## EXERCISE MATERIALS
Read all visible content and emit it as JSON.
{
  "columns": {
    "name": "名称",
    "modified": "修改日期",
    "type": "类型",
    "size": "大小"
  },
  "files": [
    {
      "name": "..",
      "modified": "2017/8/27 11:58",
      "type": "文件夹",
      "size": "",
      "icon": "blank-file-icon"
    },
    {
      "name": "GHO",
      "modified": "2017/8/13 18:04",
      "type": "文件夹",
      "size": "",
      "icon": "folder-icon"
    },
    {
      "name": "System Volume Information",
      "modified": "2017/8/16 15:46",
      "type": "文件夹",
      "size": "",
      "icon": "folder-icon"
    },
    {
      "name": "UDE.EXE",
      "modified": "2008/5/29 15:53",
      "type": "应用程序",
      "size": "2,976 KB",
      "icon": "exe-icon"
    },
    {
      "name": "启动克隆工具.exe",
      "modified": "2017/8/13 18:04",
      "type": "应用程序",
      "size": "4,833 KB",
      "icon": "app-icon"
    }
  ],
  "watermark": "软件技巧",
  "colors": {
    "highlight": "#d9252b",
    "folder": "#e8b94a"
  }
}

## YOUR GOAL
Give back the whole listing exactly as it reads.

## FULL RESPONSE
Read all visible content and emit it as JSON.
{
  "columns": {
    "name": "名称",
    "modified": "修改日期",
    "type": "类型",
    "size": "大小"
  },
  "files": [
    {
      "name": "..",
      "modified": "2017/8/27 11:58",
      "type": "文件夹",
      "size": "",
      "icon": "blank-file-icon"
    },
    {
      "name": "GHO",
      "modified": "2017/8/13 18:04",
      "type": "文件夹",
      "size": "",
      "icon": "folder-icon"
    },
    {
      "name": "System Volume Information",
      "modified": "2017/8/16 15:46",
      "type": "文件夹",
      "size": "",
      "icon": "folder-icon"
    },
    {
      "name": "UDE.EXE",
      "modified": "2008/5/29 15:53",
      "type": "应用程序",
      "size": "2,976 KB",
      "icon": "exe-icon"
    },
    {
      "name": "启动克隆工具.exe",
      "modified": "2017/8/13 18:04",
      "type": "应用程序",
      "size": "4,833 KB",
      "icon": "app-icon"
    }
  ],
  "watermark": "软件技巧",
  "colors": {
    "highlight": "#d9252b",
    "folder": "#e8b94a"
  }
}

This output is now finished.